Dataset rows >>
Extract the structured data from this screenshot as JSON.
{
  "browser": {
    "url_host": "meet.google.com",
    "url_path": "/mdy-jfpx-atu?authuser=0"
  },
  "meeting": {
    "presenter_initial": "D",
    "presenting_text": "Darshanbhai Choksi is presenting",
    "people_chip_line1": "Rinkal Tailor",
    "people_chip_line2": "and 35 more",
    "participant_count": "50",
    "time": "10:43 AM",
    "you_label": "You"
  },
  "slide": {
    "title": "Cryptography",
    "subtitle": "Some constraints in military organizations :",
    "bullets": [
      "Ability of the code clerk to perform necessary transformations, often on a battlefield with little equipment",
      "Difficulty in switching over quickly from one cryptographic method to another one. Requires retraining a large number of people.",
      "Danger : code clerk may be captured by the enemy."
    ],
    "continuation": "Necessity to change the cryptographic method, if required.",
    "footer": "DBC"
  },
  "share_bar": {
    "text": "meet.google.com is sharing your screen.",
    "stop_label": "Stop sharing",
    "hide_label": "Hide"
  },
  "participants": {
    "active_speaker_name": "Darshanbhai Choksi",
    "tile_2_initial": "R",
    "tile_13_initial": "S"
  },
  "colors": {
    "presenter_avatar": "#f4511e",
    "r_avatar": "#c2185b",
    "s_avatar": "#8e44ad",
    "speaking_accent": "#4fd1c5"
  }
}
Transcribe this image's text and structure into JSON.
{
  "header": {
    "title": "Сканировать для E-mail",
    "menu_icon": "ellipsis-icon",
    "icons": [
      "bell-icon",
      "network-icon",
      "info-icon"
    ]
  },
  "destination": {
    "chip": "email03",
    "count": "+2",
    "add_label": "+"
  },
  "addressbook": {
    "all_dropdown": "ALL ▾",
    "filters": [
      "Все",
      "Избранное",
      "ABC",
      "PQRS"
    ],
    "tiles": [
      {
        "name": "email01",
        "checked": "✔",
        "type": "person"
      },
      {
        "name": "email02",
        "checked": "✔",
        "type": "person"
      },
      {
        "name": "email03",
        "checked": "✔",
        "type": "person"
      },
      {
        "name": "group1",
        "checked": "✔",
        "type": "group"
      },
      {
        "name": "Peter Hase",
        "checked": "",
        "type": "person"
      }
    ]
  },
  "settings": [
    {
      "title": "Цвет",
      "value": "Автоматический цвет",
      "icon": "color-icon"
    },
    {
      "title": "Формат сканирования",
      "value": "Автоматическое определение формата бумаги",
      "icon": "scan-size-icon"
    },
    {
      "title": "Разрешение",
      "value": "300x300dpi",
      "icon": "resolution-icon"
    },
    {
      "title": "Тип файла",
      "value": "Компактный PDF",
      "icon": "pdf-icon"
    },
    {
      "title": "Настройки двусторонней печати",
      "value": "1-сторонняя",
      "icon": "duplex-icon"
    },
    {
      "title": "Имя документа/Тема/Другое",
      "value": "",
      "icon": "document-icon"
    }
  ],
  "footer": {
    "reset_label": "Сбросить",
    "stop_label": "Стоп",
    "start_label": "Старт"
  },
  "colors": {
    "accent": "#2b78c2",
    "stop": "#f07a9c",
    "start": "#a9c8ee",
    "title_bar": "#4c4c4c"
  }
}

Objective >> From the entries above, copy every line where the word "code" shows up.

Complete output >>
      "Ability of the code clerk to perform necessary transformations, often on a battlefield with little equipment",
      "Danger : code clerk may be captured by the enemy."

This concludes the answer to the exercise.